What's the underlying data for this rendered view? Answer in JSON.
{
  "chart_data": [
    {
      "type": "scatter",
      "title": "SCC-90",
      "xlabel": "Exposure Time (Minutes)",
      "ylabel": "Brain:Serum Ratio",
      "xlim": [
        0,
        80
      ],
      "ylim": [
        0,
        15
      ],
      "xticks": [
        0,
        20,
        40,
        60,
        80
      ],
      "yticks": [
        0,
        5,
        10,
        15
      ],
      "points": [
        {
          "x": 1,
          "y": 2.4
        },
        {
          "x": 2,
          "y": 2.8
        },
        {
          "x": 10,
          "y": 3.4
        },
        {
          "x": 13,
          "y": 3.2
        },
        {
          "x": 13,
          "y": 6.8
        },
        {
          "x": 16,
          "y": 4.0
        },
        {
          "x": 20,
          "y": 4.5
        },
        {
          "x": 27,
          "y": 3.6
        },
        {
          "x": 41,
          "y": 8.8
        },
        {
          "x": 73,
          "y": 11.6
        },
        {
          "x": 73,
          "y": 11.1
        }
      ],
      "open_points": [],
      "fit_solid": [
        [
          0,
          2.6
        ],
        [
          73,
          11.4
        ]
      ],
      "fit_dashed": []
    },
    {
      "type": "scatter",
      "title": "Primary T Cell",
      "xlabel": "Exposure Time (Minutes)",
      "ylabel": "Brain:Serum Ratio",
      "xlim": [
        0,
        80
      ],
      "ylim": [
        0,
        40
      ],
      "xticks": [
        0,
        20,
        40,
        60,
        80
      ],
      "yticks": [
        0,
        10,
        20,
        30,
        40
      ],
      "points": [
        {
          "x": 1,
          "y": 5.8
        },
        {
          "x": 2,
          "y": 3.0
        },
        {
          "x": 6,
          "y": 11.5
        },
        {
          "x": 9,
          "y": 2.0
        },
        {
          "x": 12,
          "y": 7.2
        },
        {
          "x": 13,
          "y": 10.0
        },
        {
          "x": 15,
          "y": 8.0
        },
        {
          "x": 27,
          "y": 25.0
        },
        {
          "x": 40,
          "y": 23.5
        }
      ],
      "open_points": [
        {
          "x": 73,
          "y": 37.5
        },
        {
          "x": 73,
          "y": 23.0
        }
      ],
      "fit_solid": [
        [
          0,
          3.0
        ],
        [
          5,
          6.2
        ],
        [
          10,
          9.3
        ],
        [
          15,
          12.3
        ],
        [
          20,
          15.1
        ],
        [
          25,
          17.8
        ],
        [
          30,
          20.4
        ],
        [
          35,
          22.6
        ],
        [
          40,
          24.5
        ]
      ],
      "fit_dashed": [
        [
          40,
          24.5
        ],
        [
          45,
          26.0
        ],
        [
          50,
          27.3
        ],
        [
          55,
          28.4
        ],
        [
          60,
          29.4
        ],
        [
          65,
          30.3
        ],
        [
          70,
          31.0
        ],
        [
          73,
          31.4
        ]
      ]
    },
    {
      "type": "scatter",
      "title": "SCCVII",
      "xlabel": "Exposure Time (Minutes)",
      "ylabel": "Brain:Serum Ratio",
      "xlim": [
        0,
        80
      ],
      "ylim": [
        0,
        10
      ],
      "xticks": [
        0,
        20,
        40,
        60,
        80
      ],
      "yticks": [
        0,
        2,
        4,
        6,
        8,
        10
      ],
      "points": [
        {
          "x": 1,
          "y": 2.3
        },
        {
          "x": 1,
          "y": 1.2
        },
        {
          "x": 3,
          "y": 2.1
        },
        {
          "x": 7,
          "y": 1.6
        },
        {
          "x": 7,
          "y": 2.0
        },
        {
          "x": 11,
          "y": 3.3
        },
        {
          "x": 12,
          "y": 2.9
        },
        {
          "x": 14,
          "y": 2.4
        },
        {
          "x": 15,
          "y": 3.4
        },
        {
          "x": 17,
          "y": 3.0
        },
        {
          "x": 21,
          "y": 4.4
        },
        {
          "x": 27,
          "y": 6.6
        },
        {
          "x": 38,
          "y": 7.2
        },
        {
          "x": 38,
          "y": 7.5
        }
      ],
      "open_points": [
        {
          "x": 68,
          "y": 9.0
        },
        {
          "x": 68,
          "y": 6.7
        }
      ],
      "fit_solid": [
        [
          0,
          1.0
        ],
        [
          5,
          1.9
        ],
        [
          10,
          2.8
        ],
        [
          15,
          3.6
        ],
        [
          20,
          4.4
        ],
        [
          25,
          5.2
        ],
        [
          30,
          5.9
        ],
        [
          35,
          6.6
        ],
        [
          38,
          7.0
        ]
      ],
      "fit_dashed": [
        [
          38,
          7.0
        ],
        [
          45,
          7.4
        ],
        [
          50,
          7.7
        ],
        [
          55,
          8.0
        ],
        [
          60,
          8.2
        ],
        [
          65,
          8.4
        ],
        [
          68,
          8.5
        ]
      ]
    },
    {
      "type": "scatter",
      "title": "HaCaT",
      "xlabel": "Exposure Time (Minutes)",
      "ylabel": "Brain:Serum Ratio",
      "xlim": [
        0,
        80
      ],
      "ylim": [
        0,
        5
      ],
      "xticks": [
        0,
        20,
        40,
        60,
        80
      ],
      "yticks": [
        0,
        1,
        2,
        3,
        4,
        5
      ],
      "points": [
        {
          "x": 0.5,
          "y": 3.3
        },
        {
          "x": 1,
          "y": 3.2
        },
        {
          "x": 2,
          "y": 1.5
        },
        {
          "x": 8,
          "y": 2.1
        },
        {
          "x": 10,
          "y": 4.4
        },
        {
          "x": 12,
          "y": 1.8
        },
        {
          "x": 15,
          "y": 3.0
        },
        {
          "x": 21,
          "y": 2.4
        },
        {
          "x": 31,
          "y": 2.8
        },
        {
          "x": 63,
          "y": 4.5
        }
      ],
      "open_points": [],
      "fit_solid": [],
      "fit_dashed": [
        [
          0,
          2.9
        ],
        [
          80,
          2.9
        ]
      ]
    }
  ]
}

= = =

## Instructions for the task:
Each line above must be printed exactly as it appears.

## Correct result:
What's the underlying data for this rendered view? Answer in JSON.
{
  "chart_data": [
    {
      "type": "scatter",
      "title": "SCC-90",
      "xlabel": "Exposure Time (Minutes)",
      "ylabel": "Brain:Serum Ratio",
      "xlim": [
        0,
        80
      ],
      "ylim": [
        0,
        15
      ],
      "xticks": [
        0,
        20,
        40,
        60,
        80
      ],
      "yticks": [
        0,
        5,
        10,
        15
      ],
      "points": [
        {
          "x": 1,
          "y": 2.4
        },
        {
          "x": 2,
          "y": 2.8
        },
        {
          "x": 10,
          "y": 3.4
        },
        {
          "x": 13,
          "y": 3.2
        },
        {
          "x": 13,
          "y": 6.8
        },
        {
          "x": 16,
          "y": 4.0
        },
        {
          "x": 20,
          "y": 4.5
        },
        {
          "x": 27,
          "y": 3.6
        },
        {
          "x": 41,
          "y": 8.8
        },
        {
          "x": 73,
          "y": 11.6
        },
        {
          "x": 73,
          "y": 11.1
        }
      ],
      "open_points": [],
      "fit_solid": [
        [
          0,
          2.6
        ],
        [
          73,
          11.4
        ]
      ],
      "fit_dashed": []
    },
    {
      "type": "scatter",
      "title": "Primary T Cell",
      "xlabel": "Exposure Time (Minutes)",
      "ylabel": "Brain:Serum Ratio",
      "xlim": [
        0,
        80
      ],
      "ylim": [
        0,
        40
      ],
      "xticks": [
        0,
        20,
        40,
        60,
        80
      ],
      "yticks": [
        0,
        10,
        20,
        30,
        40
      ],
      "points": [
        {
          "x": 1,
          "y": 5.8
        },
        {
          "x": 2,
          "y": 3.0
        },
        {
          "x": 6,
          "y": 11.5
        },
        {
          "x": 9,
          "y": 2.0
        },
        {
          "x": 12,
          "y": 7.2
        },
        {
          "x": 13,
          "y": 10.0
        },
        {
          "x": 15,
          "y": 8.0
        },
        {
          "x": 27,
          "y": 25.0
        },
        {
          "x": 40,
          "y": 23.5
        }
      ],
      "open_points": [
        {
          "x": 73,
          "y": 37.5
        },
        {
          "x": 73,
          "y": 23.0
        }
      ],
      "fit_solid": [
        [
          0,
          3.0
        ],
        [
          5,
          6.2
        ],
        [
          10,
          9.3
        ],
        [
          15,
          12.3
        ],
        [
          20,
          15.1
        ],
        [
          25,
          17.8
        ],
        [
          30,
          20.4
        ],
        [
          35,
          22.6
        ],
        [
          40,
          24.5
        ]
      ],
      "fit_dashed": [
        [
          40,
          24.5
        ],
        [
          45,
          26.0
        ],
        [
          50,
          27.3
        ],
        [
          55,
          28.4
        ],
        [
          60,
          29.4
        ],
        [
          65,
          30.3
        ],
        [
          70,
          31.0
        ],
        [
          73,
          31.4
        ]
      ]
    },
    {
      "type": "scatter",
      "title": "SCCVII",
      "xlabel": "Exposure Time (Minutes)",
      "ylabel": "Brain:Serum Ratio",
      "xlim": [
        0,
        80
      ],
      "ylim": [
        0,
        10
      ],
      "xticks": [
        0,
        20,
        40,
        60,
        80
      ],
      "yticks": [
        0,
        2,
        4,
        6,
        8,
        10
      ],
      "points": [
        {
          "x": 1,
          "y": 2.3
        },
        {
          "x": 1,
          "y": 1.2
        },
        {
          "x": 3,
          "y": 2.1
        },
        {
          "x": 7,
          "y": 1.6
        },
        {
          "x": 7,
          "y": 2.0
        },
        {
          "x": 11,
          "y": 3.3
        },
        {
          "x": 12,
          "y": 2.9
        },
        {
          "x": 14,
          "y": 2.4
        },
        {
          "x": 15,
          "y": 3.4
        },
        {
          "x": 17,
          "y": 3.0
        },
        {
          "x": 21,
          "y": 4.4
        },
        {
          "x": 27,
          "y": 6.6
        },
        {
          "x": 38,
          "y": 7.2
        },
        {
          "x": 38,
          "y": 7.5
        }
      ],
      "open_points": [
        {
          "x": 68,
          "y": 9.0
        },
        {
          "x": 68,
          "y": 6.7
        }
      ],
      "fit_solid": [
        [
          0,
          1.0
        ],
        [
          5,
          1.9
        ],
        [
          10,
          2.8
        ],
        [
          15,
          3.6
        ],
        [
          20,
          4.4
        ],
        [
          25,
          5.2
        ],
        [
          30,
          5.9
        ],
        [
          35,
          6.6
        ],
        [
          38,
          7.0
        ]
      ],
      "fit_dashed": [
        [
          38,
          7.0
        ],
        [
          45,
          7.4
        ],
        [
          50,
          7.7
        ],
        [
          55,
          8.0
        ],
        [
          60,
          8.2
        ],
        [
          65,
          8.4
        ],
        [
          68,
          8.5
        ]
      ]
    },
    {
      "type": "scatter",
      "title": "HaCaT",
      "xlabel": "Exposure Time (Minutes)",
      "ylabel": "Brain:Serum Ratio",
      "xlim": [
        0,
        80
      ],
      "ylim": [
        0,
        5
      ],
      "xticks": [
        0,
        20,
        40,
        60,
        80
      ],
      "yticks": [
        0,
        1,
        2,
        3,
        4,
        5
      ],
      "points": [
        {
          "x": 0.5,
          "y": 3.3
        },
        {
          "x": 1,
          "y": 3.2
        },
        {
          "x": 2,
          "y": 1.5
        },
        {
          "x": 8,
          "y": 2.1
        },
        {
          "x": 10,
          "y": 4.4
        },
        {
          "x": 12,
          "y": 1.8
        },
        {
          "x": 15,
          "y": 3.0
        },
        {
          "x": 21,
          "y": 2.4
        },
        {
          "x": 31,
          "y": 2.8
        },
        {
          "x": 63,
          "y": 4.5
        }
      ],
      "open_points": [],
      "fit_solid": [],
      "fit_dashed": [
        [
          0,
          2.9
        ],
        [
          80,
          2.9
        ]
      ]
    }
  ]
}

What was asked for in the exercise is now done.